#### [What is asked]
Give every entry again, word for word.

#### [Source data]
######
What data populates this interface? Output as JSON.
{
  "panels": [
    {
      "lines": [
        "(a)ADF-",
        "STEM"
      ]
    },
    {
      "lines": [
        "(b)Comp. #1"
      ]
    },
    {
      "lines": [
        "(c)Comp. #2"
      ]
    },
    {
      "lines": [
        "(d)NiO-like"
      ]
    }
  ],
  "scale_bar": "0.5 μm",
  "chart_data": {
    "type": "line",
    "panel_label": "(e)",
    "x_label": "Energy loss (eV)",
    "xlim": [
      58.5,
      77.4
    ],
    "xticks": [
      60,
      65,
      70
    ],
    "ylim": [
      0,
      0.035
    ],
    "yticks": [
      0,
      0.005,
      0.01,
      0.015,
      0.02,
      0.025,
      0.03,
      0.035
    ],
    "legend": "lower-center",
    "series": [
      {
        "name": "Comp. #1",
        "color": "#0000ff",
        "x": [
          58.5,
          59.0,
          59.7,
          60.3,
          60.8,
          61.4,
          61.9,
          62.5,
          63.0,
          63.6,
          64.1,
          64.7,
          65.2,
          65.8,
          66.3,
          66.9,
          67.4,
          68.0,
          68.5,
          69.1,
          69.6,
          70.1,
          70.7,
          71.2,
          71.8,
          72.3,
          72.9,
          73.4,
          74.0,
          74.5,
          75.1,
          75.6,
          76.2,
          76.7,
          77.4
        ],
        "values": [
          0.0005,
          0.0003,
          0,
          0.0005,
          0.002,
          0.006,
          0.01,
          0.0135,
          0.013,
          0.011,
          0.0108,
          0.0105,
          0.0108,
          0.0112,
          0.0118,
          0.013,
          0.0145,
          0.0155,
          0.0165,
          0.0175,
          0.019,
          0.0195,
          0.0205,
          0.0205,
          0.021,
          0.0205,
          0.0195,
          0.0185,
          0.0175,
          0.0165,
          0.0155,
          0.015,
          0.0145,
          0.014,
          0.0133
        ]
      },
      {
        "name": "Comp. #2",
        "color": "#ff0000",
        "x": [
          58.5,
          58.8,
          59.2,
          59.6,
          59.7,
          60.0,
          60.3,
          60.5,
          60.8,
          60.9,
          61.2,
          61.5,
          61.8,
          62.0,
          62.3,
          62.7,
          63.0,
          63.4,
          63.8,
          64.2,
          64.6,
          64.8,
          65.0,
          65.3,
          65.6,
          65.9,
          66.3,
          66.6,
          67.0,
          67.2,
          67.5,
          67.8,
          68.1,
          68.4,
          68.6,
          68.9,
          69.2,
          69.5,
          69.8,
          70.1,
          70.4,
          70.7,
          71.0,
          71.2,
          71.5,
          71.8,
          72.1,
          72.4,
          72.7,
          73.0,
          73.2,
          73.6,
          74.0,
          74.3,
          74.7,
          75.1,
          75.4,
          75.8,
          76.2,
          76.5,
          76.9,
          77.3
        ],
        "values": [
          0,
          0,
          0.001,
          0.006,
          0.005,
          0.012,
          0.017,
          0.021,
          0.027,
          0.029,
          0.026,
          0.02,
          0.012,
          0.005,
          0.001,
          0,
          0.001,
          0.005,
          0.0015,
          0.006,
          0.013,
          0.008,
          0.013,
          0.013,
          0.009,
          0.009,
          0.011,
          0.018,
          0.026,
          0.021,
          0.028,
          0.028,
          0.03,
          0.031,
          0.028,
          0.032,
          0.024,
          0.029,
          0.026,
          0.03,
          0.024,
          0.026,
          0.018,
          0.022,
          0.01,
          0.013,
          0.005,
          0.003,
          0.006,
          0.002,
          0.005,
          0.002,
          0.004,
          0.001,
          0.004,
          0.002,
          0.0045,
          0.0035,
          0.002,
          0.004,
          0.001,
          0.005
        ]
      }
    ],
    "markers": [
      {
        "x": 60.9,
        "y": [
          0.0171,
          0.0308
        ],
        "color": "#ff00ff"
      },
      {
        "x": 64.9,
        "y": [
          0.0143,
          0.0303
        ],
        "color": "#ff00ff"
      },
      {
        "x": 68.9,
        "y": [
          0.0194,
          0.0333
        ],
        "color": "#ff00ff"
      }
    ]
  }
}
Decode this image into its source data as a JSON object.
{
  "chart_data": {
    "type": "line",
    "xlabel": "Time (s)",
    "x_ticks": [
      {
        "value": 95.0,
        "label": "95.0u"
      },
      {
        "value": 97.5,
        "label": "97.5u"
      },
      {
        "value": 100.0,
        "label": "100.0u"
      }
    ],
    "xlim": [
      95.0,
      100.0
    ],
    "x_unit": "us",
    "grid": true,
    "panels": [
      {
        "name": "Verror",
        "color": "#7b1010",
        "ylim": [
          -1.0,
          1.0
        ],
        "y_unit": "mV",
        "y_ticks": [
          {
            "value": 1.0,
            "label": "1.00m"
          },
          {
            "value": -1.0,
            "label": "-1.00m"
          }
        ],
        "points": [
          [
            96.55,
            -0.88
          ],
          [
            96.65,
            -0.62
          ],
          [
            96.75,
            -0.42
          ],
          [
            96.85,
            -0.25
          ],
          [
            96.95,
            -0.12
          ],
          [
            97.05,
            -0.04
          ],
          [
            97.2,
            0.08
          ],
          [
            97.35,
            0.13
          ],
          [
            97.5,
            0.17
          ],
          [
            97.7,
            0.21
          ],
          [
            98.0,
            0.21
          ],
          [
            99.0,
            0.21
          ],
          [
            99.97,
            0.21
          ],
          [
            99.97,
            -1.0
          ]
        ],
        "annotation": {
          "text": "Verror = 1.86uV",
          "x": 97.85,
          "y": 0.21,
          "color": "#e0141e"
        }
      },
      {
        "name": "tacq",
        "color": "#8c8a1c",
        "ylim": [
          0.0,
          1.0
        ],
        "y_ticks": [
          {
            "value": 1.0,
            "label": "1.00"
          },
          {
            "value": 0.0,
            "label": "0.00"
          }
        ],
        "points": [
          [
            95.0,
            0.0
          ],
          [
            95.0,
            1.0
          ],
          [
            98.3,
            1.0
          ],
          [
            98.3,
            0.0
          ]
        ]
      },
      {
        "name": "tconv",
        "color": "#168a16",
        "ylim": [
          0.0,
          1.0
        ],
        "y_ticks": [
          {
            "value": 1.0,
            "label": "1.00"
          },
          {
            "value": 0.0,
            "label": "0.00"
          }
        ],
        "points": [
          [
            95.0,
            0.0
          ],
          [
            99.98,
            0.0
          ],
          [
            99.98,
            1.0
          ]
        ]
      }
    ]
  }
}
######
#### [Solution for this task]
What data populates this interface? Output as JSON.
{
  "panels": [
    {
      "lines": [
        "(a)ADF-",
        "STEM"
      ]
    },
    {
      "lines": [
        "(b)Comp. #1"
      ]
    },
    {
      "lines": [
        "(c)Comp. #2"
      ]
    },
    {
      "lines": [
        "(d)NiO-like"
      ]
    }
  ],
  "scale_bar": "0.5 μm",
  "chart_data": {
    "type": "line",
    "panel_label": "(e)",
    "x_label": "Energy loss (eV)",
    "xlim": [
      58.5,
      77.4
    ],
    "xticks": [
      60,
      65,
      70
    ],
    "ylim": [
      0,
      0.035
    ],
    "yticks": [
      0,
      0.005,
      0.01,
      0.015,
      0.02,
      0.025,
      0.03,
      0.035
    ],
    "legend": "lower-center",
    "series": [
      {
        "name": "Comp. #1",
        "color": "#0000ff",
        "x": [
          58.5,
          59.0,
          59.7,
          60.3,
          60.8,
          61.4,
          61.9,
          62.5,
          63.0,
          63.6,
          64.1,
          64.7,
          65.2,
          65.8,
          66.3,
          66.9,
          67.4,
          68.0,
          68.5,
          69.1,
          69.6,
          70.1,
          70.7,
          71.2,
          71.8,
          72.3,
          72.9,
          73.4,
          74.0,
          74.5,
          75.1,
          75.6,
          76.2,
          76.7,
          77.4
        ],
        "values": [
          0.0005,
          0.0003,
          0,
          0.0005,
          0.002,
          0.006,
          0.01,
          0.0135,
          0.013,
          0.011,
          0.0108,
          0.0105,
          0.0108,
          0.0112,
          0.0118,
          0.013,
          0.0145,
          0.0155,
          0.0165,
          0.0175,
          0.019,
          0.0195,
          0.0205,
          0.0205,
          0.021,
          0.0205,
          0.0195,
          0.0185,
          0.0175,
          0.0165,
          0.0155,
          0.015,
          0.0145,
          0.014,
          0.0133
        ]
      },
      {
        "name": "Comp. #2",
        "color": "#ff0000",
        "x": [
          58.5,
          58.8,
          59.2,
          59.6,
          59.7,
          60.0,
          60.3,
          60.5,
          60.8,
          60.9,
          61.2,
          61.5,
          61.8,
          62.0,
          62.3,
          62.7,
          63.0,
          63.4,
          63.8,
          64.2,
          64.6,
          64.8,
          65.0,
          65.3,
          65.6,
          65.9,
          66.3,
          66.6,
          67.0,
          67.2,
          67.5,
          67.8,
          68.1,
          68.4,
          68.6,
          68.9,
          69.2,
          69.5,
          69.8,
          70.1,
          70.4,
          70.7,
          71.0,
          71.2,
          71.5,
          71.8,
          72.1,
          72.4,
          72.7,
          73.0,
          73.2,
          73.6,
          74.0,
          74.3,
          74.7,
          75.1,
          75.4,
          75.8,
          76.2,
          76.5,
          76.9,
          77.3
        ],
        "values": [
          0,
          0,
          0.001,
          0.006,
          0.005,
          0.012,
          0.017,
          0.021,
          0.027,
          0.029,
          0.026,
          0.02,
          0.012,
          0.005,
          0.001,
          0,
          0.001,
          0.005,
          0.0015,
          0.006,
          0.013,
          0.008,
          0.013,
          0.013,
          0.009,
          0.009,
          0.011,
          0.018,
          0.026,
          0.021,
          0.028,
          0.028,
          0.03,
          0.031,
          0.028,
          0.032,
          0.024,
          0.029,
          0.026,
          0.03,
          0.024,
          0.026,
          0.018,
          0.022,
          0.01,
          0.013,
          0.005,
          0.003,
          0.006,
          0.002,
          0.005,
          0.002,
          0.004,
          0.001,
          0.004,
          0.002,
          0.0045,
          0.0035,
          0.002,
          0.004,
          0.001,
          0.005
        ]
      }
    ],
    "markers": [
      {
        "x": 60.9,
        "y": [
          0.0171,
          0.0308
        ],
        "color": "#ff00ff"
      },
      {
        "x": 64.9,
        "y": [
          0.0143,
          0.0303
        ],
        "color": "#ff00ff"
      },
      {
        "x": 68.9,
        "y": [
          0.0194,
          0.0333
        ],
        "color": "#ff00ff"
      }
    ]
  }
}
Decode this image into its source data as a JSON object.
{
  "chart_data": {
    "type": "line",
    "xlabel": "Time (s)",
    "x_ticks": [
      {
        "value": 95.0,
        "label": "95.0u"
      },
      {
        "value": 97.5,
        "label": "97.5u"
      },
      {
        "value": 100.0,
        "label": "100.0u"
      }
    ],
    "xlim": [
      95.0,
      100.0
    ],
    "x_unit": "us",
    "grid": true,
    "panels": [
      {
        "name": "Verror",
        "color": "#7b1010",
        "ylim": [
          -1.0,
          1.0
        ],
        "y_unit": "mV",
        "y_ticks": [
          {
            "value": 1.0,
            "label": "1.00m"
          },
          {
            "value": -1.0,
            "label": "-1.00m"
          }
        ],
        "points": [
          [
            96.55,
            -0.88
          ],
          [
            96.65,
            -0.62
          ],
          [
            96.75,
            -0.42
          ],
          [
            96.85,
            -0.25
          ],
          [
            96.95,
            -0.12
          ],
          [
            97.05,
            -0.04
          ],
          [
            97.2,
            0.08
          ],
          [
            97.35,
            0.13
          ],
          [
            97.5,
            0.17
          ],
          [
            97.7,
            0.21
          ],
          [
            98.0,
            0.21
          ],
          [
            99.0,
            0.21
          ],
          [
            99.97,
            0.21
          ],
          [
            99.97,
            -1.0
          ]
        ],
        "annotation": {
          "text": "Verror = 1.86uV",
          "x": 97.85,
          "y": 0.21,
          "color": "#e0141e"
        }
      },
      {
        "name": "tacq",
        "color": "#8c8a1c",
        "ylim": [
          0.0,
          1.0
        ],
        "y_ticks": [
          {
            "value": 1.0,
            "label": "1.00"
          },
          {
            "value": 0.0,
            "label": "0.00"
          }
        ],
        "points": [
          [
            95.0,
            0.0
          ],
          [
            95.0,
            1.0
          ],
          [
            98.3,
            1.0
          ],
          [
            98.3,
            0.0
          ]
        ]
      },
      {
        "name": "tconv",
        "color": "#168a16",
        "ylim": [
          0.0,
          1.0
        ],
        "y_ticks": [
          {
            "value": 1.0,
            "label": "1.00"
          },
          {
            "value": 0.0,
            "label": "0.00"
          }
        ],
        "points": [
          [
            95.0,
            0.0
          ],
          [
            99.98,
            0.0
          ],
          [
            99.98,
            1.0
          ]
        ]
      }
    ]
  }
}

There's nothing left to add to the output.